■ Exercise description
Everything in the data should be repeated exactly, save for the images.

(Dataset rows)
::::

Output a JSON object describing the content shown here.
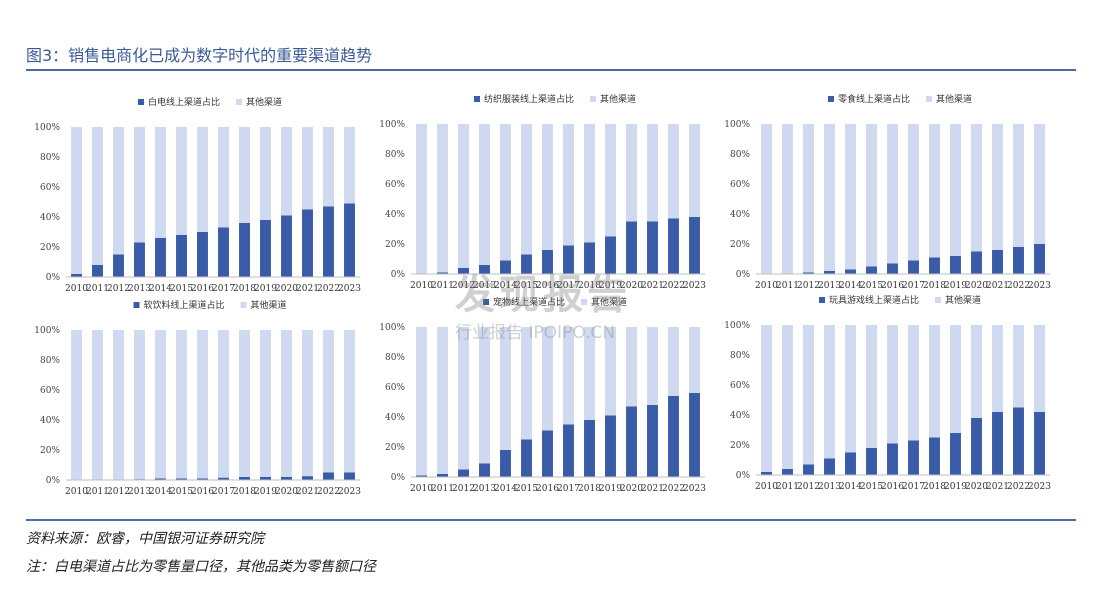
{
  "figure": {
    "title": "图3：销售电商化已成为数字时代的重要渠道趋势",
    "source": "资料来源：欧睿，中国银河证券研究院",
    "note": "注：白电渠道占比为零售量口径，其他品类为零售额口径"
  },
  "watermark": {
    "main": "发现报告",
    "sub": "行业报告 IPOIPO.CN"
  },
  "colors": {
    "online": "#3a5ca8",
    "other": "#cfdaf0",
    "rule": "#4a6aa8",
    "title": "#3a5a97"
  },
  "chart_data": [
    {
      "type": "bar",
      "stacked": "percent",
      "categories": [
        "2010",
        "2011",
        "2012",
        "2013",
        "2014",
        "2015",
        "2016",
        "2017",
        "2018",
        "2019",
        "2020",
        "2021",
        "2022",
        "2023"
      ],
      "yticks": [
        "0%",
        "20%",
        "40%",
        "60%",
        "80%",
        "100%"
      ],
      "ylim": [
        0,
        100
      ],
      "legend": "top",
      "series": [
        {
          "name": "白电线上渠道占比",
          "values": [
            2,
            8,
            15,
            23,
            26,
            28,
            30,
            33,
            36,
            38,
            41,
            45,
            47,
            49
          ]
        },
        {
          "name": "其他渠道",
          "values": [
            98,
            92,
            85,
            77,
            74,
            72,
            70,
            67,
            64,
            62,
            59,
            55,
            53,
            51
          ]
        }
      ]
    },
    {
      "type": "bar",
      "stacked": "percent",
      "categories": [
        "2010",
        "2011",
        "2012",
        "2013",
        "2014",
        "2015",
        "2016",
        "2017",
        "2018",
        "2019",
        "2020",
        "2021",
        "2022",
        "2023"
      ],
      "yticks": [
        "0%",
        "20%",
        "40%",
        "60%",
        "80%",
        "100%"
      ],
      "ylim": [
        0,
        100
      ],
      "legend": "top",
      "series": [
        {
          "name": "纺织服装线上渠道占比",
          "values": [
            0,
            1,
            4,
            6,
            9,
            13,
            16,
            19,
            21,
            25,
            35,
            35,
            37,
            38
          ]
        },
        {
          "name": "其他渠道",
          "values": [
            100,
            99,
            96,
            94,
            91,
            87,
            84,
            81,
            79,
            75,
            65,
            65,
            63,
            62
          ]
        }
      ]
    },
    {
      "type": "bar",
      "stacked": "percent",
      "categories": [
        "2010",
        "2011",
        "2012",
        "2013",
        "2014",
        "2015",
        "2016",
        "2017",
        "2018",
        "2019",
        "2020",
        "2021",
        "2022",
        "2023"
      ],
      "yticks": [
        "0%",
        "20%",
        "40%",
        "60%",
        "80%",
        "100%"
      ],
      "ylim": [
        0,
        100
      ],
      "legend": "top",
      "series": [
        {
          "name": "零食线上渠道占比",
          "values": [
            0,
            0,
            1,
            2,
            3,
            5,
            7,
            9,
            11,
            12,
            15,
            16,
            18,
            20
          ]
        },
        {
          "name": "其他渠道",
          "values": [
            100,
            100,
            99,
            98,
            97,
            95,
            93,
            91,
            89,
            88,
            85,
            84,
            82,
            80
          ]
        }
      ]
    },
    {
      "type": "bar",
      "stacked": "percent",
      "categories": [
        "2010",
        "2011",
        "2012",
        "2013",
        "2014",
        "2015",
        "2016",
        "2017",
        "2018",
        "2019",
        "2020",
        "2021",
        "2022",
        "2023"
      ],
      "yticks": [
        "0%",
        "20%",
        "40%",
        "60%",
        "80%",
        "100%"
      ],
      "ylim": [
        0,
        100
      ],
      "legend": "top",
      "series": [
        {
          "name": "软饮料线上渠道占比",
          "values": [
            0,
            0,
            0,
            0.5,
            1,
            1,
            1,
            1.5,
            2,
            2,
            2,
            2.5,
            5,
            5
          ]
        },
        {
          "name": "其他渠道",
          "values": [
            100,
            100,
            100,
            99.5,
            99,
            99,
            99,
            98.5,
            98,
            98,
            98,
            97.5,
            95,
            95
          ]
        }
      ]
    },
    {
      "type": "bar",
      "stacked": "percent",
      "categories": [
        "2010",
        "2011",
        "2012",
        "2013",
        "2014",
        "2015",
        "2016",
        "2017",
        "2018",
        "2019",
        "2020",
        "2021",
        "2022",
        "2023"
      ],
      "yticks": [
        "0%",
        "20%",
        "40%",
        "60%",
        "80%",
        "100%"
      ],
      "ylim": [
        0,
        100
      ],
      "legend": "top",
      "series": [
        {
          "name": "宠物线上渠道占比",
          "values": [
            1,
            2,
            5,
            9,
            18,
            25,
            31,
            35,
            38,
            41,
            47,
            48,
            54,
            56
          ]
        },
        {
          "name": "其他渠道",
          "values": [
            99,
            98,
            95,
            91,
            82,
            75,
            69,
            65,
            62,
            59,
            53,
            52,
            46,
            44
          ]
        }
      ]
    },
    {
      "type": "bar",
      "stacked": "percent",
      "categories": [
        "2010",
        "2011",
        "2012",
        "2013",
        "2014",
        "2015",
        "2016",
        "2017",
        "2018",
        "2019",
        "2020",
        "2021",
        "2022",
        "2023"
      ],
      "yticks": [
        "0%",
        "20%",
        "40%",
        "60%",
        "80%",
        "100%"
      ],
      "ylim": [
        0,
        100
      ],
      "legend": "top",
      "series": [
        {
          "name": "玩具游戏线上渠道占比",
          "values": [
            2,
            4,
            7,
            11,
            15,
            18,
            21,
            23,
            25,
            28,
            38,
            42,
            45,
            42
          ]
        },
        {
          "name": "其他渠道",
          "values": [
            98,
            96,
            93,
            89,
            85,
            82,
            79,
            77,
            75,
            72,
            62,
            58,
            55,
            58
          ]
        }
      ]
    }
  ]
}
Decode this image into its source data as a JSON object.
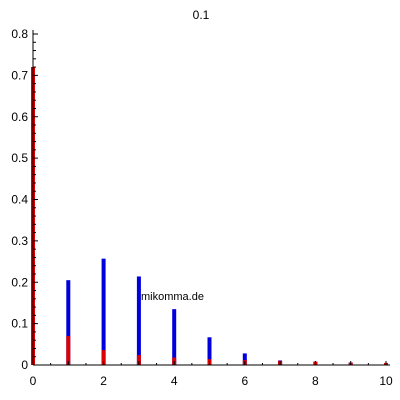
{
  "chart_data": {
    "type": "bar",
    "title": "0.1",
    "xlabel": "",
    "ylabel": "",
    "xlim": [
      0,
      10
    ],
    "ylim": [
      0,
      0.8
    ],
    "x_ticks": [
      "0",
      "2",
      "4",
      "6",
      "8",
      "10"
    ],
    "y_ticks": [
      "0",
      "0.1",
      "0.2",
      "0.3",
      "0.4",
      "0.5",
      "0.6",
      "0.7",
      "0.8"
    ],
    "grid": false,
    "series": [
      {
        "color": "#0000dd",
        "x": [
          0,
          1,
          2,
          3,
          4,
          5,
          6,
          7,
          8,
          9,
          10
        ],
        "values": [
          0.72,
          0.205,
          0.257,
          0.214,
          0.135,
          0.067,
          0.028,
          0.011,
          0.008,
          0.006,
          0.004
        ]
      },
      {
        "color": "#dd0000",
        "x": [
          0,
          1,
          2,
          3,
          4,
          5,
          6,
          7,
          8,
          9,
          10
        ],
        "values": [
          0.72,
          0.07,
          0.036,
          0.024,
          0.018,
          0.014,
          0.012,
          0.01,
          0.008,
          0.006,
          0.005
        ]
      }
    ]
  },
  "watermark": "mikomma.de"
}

::::

■ Expected answer
Output a JSON object describing the content shown here.
{
  "figure": {
    "title": "图3：销售电商化已成为数字时代的重要渠道趋势",
    "source": "资料来源：欧睿，中国银河证券研究院",
    "note": "注：白电渠道占比为零售量口径，其他品类为零售额口径"
  },
  "watermark": {
    "main": "发现报告",
    "sub": "行业报告 IPOIPO.CN"
  },
  "colors": {
    "online": "#3a5ca8",
    "other": "#cfdaf0",
    "rule": "#4a6aa8",
    "title": "#3a5a97"
  },
  "chart_data": [
    {
      "type": "bar",
      "stacked": "percent",
      "categories": [
        "2010",
        "2011",
        "2012",
        "2013",
        "2014",
        "2015",
        "2016",
        "2017",
        "2018",
        "2019",
        "2020",
        "2021",
        "2022",
        "2023"
      ],
      "yticks": [
        "0%",
        "20%",
        "40%",
        "60%",
        "80%",
        "100%"
      ],
      "ylim": [
        0,
        100
      ],
      "legend": "top",
      "series": [
        {
          "name": "白电线上渠道占比",
          "values": [
            2,
            8,
            15,
            23,
            26,
            28,
            30,
            33,
            36,
            38,
            41,
            45,
            47,
            49
          ]
        },
        {
          "name": "其他渠道",
          "values": [
            98,
            92,
            85,
            77,
            74,
            72,
            70,
            67,
            64,
            62,
            59,
            55,
            53,
            51
          ]
        }
      ]
    },
    {
      "type": "bar",
      "stacked": "percent",
      "categories": [
        "2010",
        "2011",
        "2012",
        "2013",
        "2014",
        "2015",
        "2016",
        "2017",
        "2018",
        "2019",
        "2020",
        "2021",
        "2022",
        "2023"
      ],
      "yticks": [
        "0%",
        "20%",
        "40%",
        "60%",
        "80%",
        "100%"
      ],
      "ylim": [
        0,
        100
      ],
      "legend": "top",
      "series": [
        {
          "name": "纺织服装线上渠道占比",
          "values": [
            0,
            1,
            4,
            6,
            9,
            13,
            16,
            19,
            21,
            25,
            35,
            35,
            37,
            38
          ]
        },
        {
          "name": "其他渠道",
          "values": [
            100,
            99,
            96,
            94,
            91,
            87,
            84,
            81,
            79,
            75,
            65,
            65,
            63,
            62
          ]
        }
      ]
    },
    {
      "type": "bar",
      "stacked": "percent",
      "categories": [
        "2010",
        "2011",
        "2012",
        "2013",
        "2014",
        "2015",
        "2016",
        "2017",
        "2018",
        "2019",
        "2020",
        "2021",
        "2022",
        "2023"
      ],
      "yticks": [
        "0%",
        "20%",
        "40%",
        "60%",
        "80%",
        "100%"
      ],
      "ylim": [
        0,
        100
      ],
      "legend": "top",
      "series": [
        {
          "name": "零食线上渠道占比",
          "values": [
            0,
            0,
            1,
            2,
            3,
            5,
            7,
            9,
            11,
            12,
            15,
            16,
            18,
            20
          ]
        },
        {
          "name": "其他渠道",
          "values": [
            100,
            100,
            99,
            98,
            97,
            95,
            93,
            91,
            89,
            88,
            85,
            84,
            82,
            80
          ]
        }
      ]
    },
    {
      "type": "bar",
      "stacked": "percent",
      "categories": [
        "2010",
        "2011",
        "2012",
        "2013",
        "2014",
        "2015",
        "2016",
        "2017",
        "2018",
        "2019",
        "2020",
        "2021",
        "2022",
        "2023"
      ],
      "yticks": [
        "0%",
        "20%",
        "40%",
        "60%",
        "80%",
        "100%"
      ],
      "ylim": [
        0,
        100
      ],
      "legend": "top",
      "series": [
        {
          "name": "软饮料线上渠道占比",
          "values": [
            0,
            0,
            0,
            0.5,
            1,
            1,
            1,
            1.5,
            2,
            2,
            2,
            2.5,
            5,
            5
          ]
        },
        {
          "name": "其他渠道",
          "values": [
            100,
            100,
            100,
            99.5,
            99,
            99,
            99,
            98.5,
            98,
            98,
            98,
            97.5,
            95,
            95
          ]
        }
      ]
    },
    {
      "type": "bar",
      "stacked": "percent",
      "categories": [
        "2010",
        "2011",
        "2012",
        "2013",
        "2014",
        "2015",
        "2016",
        "2017",
        "2018",
        "2019",
        "2020",
        "2021",
        "2022",
        "2023"
      ],
      "yticks": [
        "0%",
        "20%",
        "40%",
        "60%",
        "80%",
        "100%"
      ],
      "ylim": [
        0,
        100
      ],
      "legend": "top",
      "series": [
        {
          "name": "宠物线上渠道占比",
          "values": [
            1,
            2,
            5,
            9,
            18,
            25,
            31,
            35,
            38,
            41,
            47,
            48,
            54,
            56
          ]
        },
        {
          "name": "其他渠道",
          "values": [
            99,
            98,
            95,
            91,
            82,
            75,
            69,
            65,
            62,
            59,
            53,
            52,
            46,
            44
          ]
        }
      ]
    },
    {
      "type": "bar",
      "stacked": "percent",
      "categories": [
        "2010",
        "2011",
        "2012",
        "2013",
        "2014",
        "2015",
        "2016",
        "2017",
        "2018",
        "2019",
        "2020",
        "2021",
        "2022",
        "2023"
      ],
      "yticks": [
        "0%",
        "20%",
        "40%",
        "60%",
        "80%",
        "100%"
      ],
      "ylim": [
        0,
        100
      ],
      "legend": "top",
      "series": [
        {
          "name": "玩具游戏线上渠道占比",
          "values": [
            2,
            4,
            7,
            11,
            15,
            18,
            21,
            23,
            25,
            28,
            38,
            42,
            45,
            42
          ]
        },
        {
          "name": "其他渠道",
          "values": [
            98,
            96,
            93,
            89,
            85,
            82,
            79,
            77,
            75,
            72,
            62,
            58,
            55,
            58
          ]
        }
      ]
    }
  ]
}
Decode this image into its source data as a JSON object.
{
  "chart_data": {
    "type": "bar",
    "title": "0.1",
    "xlabel": "",
    "ylabel": "",
    "xlim": [
      0,
      10
    ],
    "ylim": [
      0,
      0.8
    ],
    "x_ticks": [
      "0",
      "2",
      "4",
      "6",
      "8",
      "10"
    ],
    "y_ticks": [
      "0",
      "0.1",
      "0.2",
      "0.3",
      "0.4",
      "0.5",
      "0.6",
      "0.7",
      "0.8"
    ],
    "grid": false,
    "series": [
      {
        "color": "#0000dd",
        "x": [
          0,
          1,
          2,
          3,
          4,
          5,
          6,
          7,
          8,
          9,
          10
        ],
        "values": [
          0.72,
          0.205,
          0.257,
          0.214,
          0.135,
          0.067,
          0.028,
          0.011,
          0.008,
          0.006,
          0.004
        ]
      },
      {
        "color": "#dd0000",
        "x": [
          0,
          1,
          2,
          3,
          4,
          5,
          6,
          7,
          8,
          9,
          10
        ],
        "values": [
          0.72,
          0.07,
          0.036,
          0.024,
          0.018,
          0.014,
          0.012,
          0.01,
          0.008,
          0.006,
          0.005
        ]
      }
    ]
  },
  "watermark": "mikomma.de"
}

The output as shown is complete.